*LISTA DE TAREFAS*.
#1 Reescreva o trecho do texto sobre a expansão das universidades públicas que vai de "Aqui, na sala" até "sala hermeticamente fechada.", trocando "xiquexique" por "mandacaru".
#2 Continue o texto sobre a expansão das universidades públicas a partir do ponto em que ele termina.

*TRECHO DA PÁGINA*.
.....
Também não se fala do lado positivo da expansão de universidades e de institutos de ensino públicos nascidos ao relento e espalhados país afora. No lugar disso, como é óbvio, é muito mais confortável centrar força na precariedade da expansão.  

Aqui, na sala onde estou, fala-se aos gritos desses males. Nesse momento, por exemplo, uma pessoa não para de erguer os braços, de gesticular com ferocidade e de bradar as mais terríveis palavras de repúdio ao campus da Federal que brotou lá no meio da caatinga nordestina, lá onde só tinha pedra, xiquexique e gente, lá onde não tinha nada. Mas o brado é porque tá faltando alguns ingredientes pra um laboratório e grana pra se fazer aula de campo. Quase todo o resto tá funcionando, tem gente se formando, tem gente trabalhando, a cidadezinha de merda prosperou, o xiquexique floresceu, a pedra deu experimento. Mas nada disso vale, quando se vive numa sala hermeticamente fechada.
.....
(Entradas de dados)

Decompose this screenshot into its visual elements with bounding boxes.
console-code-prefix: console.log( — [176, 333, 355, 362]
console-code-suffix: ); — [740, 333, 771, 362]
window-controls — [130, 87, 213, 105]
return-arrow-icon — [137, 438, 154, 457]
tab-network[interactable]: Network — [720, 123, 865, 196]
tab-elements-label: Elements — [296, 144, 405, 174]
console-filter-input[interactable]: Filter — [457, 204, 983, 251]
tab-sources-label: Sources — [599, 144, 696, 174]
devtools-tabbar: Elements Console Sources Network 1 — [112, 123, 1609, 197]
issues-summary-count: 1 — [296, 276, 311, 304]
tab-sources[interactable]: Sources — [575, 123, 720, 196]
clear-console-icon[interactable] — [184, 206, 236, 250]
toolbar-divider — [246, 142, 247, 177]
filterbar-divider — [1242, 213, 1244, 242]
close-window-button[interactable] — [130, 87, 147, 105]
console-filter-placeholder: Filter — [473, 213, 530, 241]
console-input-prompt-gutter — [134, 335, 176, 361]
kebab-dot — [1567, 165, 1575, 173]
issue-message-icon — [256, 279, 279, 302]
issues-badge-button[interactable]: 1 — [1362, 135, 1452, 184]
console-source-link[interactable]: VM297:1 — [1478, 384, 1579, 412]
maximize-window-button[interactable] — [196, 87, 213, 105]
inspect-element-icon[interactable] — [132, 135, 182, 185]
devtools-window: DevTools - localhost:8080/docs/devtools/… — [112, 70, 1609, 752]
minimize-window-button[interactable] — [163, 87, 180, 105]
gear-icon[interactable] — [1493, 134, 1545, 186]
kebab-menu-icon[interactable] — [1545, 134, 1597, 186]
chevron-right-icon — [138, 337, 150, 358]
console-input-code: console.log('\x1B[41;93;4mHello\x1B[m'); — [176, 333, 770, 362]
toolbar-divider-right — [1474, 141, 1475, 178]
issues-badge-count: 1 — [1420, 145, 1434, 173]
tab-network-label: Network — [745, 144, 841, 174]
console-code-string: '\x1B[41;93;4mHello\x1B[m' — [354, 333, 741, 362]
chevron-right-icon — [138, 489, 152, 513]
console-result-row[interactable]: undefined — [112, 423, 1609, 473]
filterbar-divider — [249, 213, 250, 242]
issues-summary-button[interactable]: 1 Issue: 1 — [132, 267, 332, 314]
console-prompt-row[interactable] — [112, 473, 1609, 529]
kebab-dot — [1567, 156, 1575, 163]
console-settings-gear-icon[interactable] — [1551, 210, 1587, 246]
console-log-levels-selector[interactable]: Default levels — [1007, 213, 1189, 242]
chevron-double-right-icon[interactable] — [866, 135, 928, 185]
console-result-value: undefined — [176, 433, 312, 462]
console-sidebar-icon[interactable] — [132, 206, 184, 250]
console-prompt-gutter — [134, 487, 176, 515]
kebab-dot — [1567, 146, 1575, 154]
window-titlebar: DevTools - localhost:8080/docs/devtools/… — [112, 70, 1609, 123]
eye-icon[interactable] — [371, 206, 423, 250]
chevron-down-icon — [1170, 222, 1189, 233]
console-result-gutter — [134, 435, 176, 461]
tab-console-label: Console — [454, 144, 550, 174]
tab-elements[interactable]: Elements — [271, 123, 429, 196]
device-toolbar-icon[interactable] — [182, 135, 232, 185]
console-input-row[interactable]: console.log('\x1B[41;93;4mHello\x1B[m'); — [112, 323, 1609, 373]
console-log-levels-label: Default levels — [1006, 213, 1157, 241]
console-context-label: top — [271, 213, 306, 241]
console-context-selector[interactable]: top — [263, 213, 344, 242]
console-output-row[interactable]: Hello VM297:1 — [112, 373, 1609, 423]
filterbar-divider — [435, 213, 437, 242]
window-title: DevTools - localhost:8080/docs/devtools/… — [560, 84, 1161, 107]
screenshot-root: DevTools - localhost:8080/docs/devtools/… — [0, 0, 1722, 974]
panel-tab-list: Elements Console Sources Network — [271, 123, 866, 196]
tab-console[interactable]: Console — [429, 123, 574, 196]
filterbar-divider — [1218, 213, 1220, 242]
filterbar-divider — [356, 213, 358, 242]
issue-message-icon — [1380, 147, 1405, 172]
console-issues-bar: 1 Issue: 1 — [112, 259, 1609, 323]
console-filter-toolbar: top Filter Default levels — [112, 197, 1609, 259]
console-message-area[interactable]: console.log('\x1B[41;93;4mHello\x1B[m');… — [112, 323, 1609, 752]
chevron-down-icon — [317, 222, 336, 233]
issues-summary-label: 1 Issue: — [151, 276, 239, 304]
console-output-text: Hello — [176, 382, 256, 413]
.....
*RESPOSTAS ÀS TAREFAS*.
#1
Aqui, na sala onde estou, fala-se aos gritos desses males. Nesse momento, por exemplo, uma pessoa não para de erguer os braços, de gesticular com ferocidade e de bradar as mais terríveis palavras de repúdio ao campus da Federal que brotou lá no meio da caatinga nordestina, lá onde só tinha pedra, mandacaru e gente, lá onde não tinha nada. Mas o brado é porque tá faltando alguns ingredientes pra um laboratório e grana pra se fazer aula de campo. Quase todo o resto tá funcionando, tem gente se formando, tem gente trabalhando, a cidadezinha de merda prosperou, o mandacaru floresceu, a pedra deu experimento. Mas nada disso vale, quando se vive numa sala hermeticamente fechada.

#2
Mas a coisa preferida mesmo dos antipetistas fundamentalistas, pelo menos é a mais badalada aqui na sala e a grande geradora de ódio, é a execrável corrupção. A corrupção é sedutora demais, levanta até a moral dos velhinhos sem saúde. E a corrupção tem a vantagem de já vir pronta, não precisa explicação, o censo comum basta.

Mas a corrupção, inevitável no modo de produção capitalista, não faz nem cócegas nos problemas sérios do Brasil. Por exemplo, segundo a polícia federal, após mais de quatro anos de investigação, o famoso Petrolão, muso inspirador de jornalistas e articulistas de pena pesada, desviou 42 bilhões da Petrobrás. Uma fortuna, realmente. Inaceitável. Essa fortuna gerou uma infinidade de assustadoras manchetes de jornais e artigos de opinião, segundo os quais a empresa petroleira brasileira, em função disso, havia quebrado.

Perto da avalanche sobre o escândalo do Petrolão, a notícia de que cinco brasileiros, exatamente cinco, tem a mesma renda de metade da população mais pobre, virou apenas uma reles notinha de pé de pagina. Uma coisa que, de tão nanica, quase ninguém lembra mais.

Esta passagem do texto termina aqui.